(Figure contents as structured data)
>> BEGIN
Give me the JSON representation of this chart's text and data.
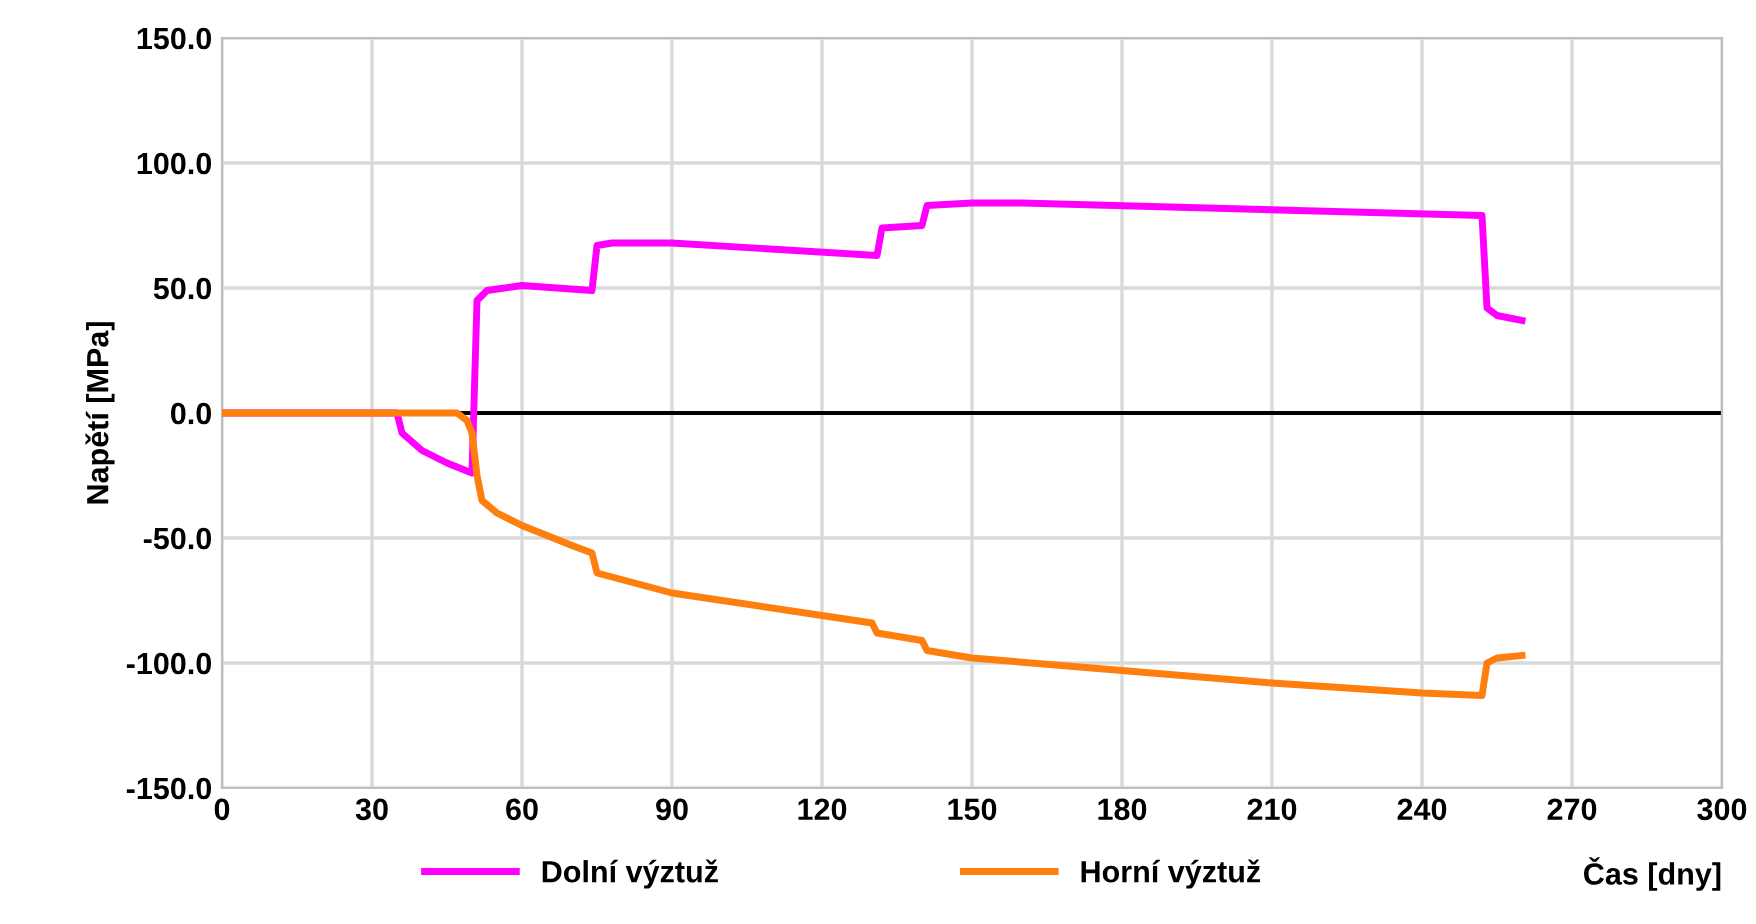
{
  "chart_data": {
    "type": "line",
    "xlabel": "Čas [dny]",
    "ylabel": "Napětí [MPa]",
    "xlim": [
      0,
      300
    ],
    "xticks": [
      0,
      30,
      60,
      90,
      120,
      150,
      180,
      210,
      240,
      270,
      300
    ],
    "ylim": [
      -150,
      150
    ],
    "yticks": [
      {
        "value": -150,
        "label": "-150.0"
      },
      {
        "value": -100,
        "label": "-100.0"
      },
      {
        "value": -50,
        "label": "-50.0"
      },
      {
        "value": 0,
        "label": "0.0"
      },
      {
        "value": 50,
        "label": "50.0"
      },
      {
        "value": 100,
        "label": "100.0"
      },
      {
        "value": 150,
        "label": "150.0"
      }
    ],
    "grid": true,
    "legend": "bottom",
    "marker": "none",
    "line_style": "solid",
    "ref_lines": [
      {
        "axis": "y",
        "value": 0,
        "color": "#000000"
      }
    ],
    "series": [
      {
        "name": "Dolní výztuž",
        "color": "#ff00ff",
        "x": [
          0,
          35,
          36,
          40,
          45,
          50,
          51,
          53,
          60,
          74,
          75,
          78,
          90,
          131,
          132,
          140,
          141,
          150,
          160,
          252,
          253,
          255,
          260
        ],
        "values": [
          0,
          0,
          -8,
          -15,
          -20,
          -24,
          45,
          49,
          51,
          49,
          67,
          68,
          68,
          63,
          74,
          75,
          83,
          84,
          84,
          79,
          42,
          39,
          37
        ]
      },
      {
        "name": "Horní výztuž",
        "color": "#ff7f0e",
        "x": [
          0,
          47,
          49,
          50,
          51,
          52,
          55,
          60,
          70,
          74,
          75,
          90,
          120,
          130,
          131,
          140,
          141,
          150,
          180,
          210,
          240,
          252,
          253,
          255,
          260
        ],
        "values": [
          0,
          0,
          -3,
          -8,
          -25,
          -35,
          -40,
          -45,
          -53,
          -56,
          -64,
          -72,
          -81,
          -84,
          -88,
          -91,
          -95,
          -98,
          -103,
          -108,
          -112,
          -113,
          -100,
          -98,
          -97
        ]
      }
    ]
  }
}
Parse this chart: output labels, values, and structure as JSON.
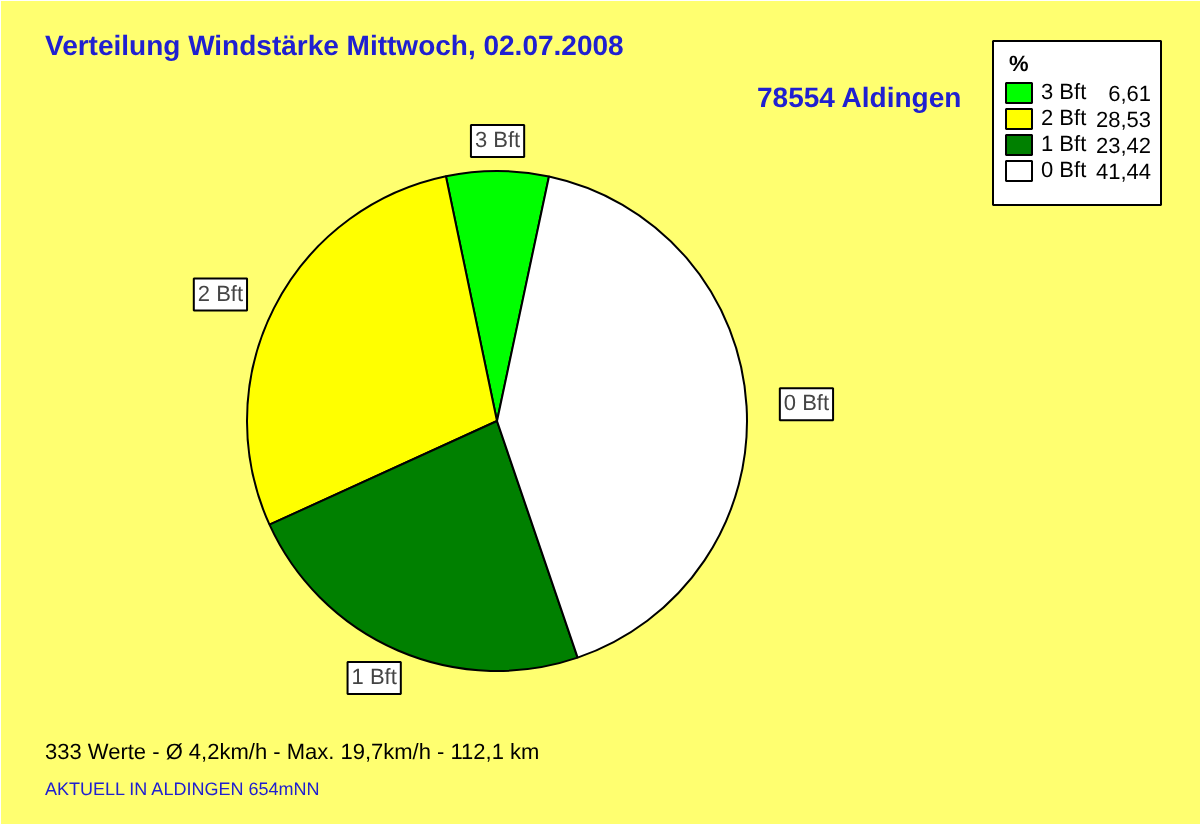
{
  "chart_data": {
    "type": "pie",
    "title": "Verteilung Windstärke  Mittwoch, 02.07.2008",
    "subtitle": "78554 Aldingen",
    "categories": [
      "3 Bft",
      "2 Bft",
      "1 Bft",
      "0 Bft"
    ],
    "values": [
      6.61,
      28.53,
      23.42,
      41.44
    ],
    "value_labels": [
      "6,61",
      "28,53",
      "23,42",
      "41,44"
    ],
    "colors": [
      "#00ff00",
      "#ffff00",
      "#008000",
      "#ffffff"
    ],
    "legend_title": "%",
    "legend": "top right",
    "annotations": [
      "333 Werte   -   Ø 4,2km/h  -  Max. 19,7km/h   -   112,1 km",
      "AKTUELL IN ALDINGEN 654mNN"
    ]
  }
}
>> END
**EXERCISE PROMPT**
Return the full material word for word. Do not include the pictures.

**SOLUTION FOR THIS TASK**
Give me the JSON representation of this chart's text and data.
{
  "chart_data": {
    "type": "line",
    "xlabel": "Čas [dny]",
    "ylabel": "Napětí [MPa]",
    "xlim": [
      0,
      300
    ],
    "xticks": [
      0,
      30,
      60,
      90,
      120,
      150,
      180,
      210,
      240,
      270,
      300
    ],
    "ylim": [
      -150,
      150
    ],
    "yticks": [
      {
        "value": -150,
        "label": "-150.0"
      },
      {
        "value": -100,
        "label": "-100.0"
      },
      {
        "value": -50,
        "label": "-50.0"
      },
      {
        "value": 0,
        "label": "0.0"
      },
      {
        "value": 50,
        "label": "50.0"
      },
      {
        "value": 100,
        "label": "100.0"
      },
      {
        "value": 150,
        "label": "150.0"
      }
    ],
    "grid": true,
    "legend": "bottom",
    "marker": "none",
    "line_style": "solid",
    "ref_lines": [
      {
        "axis": "y",
        "value": 0,
        "color": "#000000"
      }
    ],
    "series": [
      {
        "name": "Dolní výztuž",
        "color": "#ff00ff",
        "x": [
          0,
          35,
          36,
          40,
          45,
          50,
          51,
          53,
          60,
          74,
          75,
          78,
          90,
          131,
          132,
          140,
          141,
          150,
          160,
          252,
          253,
          255,
          260
        ],
        "values": [
          0,
          0,
          -8,
          -15,
          -20,
          -24,
          45,
          49,
          51,
          49,
          67,
          68,
          68,
          63,
          74,
          75,
          83,
          84,
          84,
          79,
          42,
          39,
          37
        ]
      },
      {
        "name": "Horní výztuž",
        "color": "#ff7f0e",
        "x": [
          0,
          47,
          49,
          50,
          51,
          52,
          55,
          60,
          70,
          74,
          75,
          90,
          120,
          130,
          131,
          140,
          141,
          150,
          180,
          210,
          240,
          252,
          253,
          255,
          260
        ],
        "values": [
          0,
          0,
          -3,
          -8,
          -25,
          -35,
          -40,
          -45,
          -53,
          -56,
          -64,
          -72,
          -81,
          -84,
          -88,
          -91,
          -95,
          -98,
          -103,
          -108,
          -112,
          -113,
          -100,
          -98,
          -97
        ]
      }
    ]
  }
}
Parse this chart: output labels, values, and structure as JSON.
{
  "chart_data": {
    "type": "pie",
    "title": "Verteilung Windstärke  Mittwoch, 02.07.2008",
    "subtitle": "78554 Aldingen",
    "categories": [
      "3 Bft",
      "2 Bft",
      "1 Bft",
      "0 Bft"
    ],
    "values": [
      6.61,
      28.53,
      23.42,
      41.44
    ],
    "value_labels": [
      "6,61",
      "28,53",
      "23,42",
      "41,44"
    ],
    "colors": [
      "#00ff00",
      "#ffff00",
      "#008000",
      "#ffffff"
    ],
    "legend_title": "%",
    "legend": "top right",
    "annotations": [
      "333 Werte   -   Ø 4,2km/h  -  Max. 19,7km/h   -   112,1 km",
      "AKTUELL IN ALDINGEN 654mNN"
    ]
  }
}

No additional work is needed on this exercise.